>> start Provided entries

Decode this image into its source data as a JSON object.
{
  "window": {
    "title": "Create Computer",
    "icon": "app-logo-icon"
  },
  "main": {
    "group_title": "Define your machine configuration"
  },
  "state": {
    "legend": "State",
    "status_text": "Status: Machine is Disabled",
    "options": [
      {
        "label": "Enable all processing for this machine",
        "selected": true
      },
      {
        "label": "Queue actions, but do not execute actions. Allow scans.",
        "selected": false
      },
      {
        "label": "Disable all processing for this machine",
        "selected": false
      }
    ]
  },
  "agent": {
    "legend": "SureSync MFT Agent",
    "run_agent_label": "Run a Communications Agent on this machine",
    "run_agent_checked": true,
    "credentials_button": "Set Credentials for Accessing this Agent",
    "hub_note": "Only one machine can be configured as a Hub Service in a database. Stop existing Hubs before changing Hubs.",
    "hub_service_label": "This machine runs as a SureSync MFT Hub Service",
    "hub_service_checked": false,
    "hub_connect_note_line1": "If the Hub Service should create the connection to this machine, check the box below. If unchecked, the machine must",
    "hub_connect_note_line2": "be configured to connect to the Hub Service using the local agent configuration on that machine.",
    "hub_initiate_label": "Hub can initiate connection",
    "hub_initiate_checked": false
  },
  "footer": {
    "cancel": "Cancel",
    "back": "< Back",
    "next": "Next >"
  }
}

>> end Provided entries

__Exercise objective__: Look through the listing above. Pick out each line with "legend" and copy it.

__Task solution__:
    "legend": "State",
    "legend": "SureSync MFT Agent",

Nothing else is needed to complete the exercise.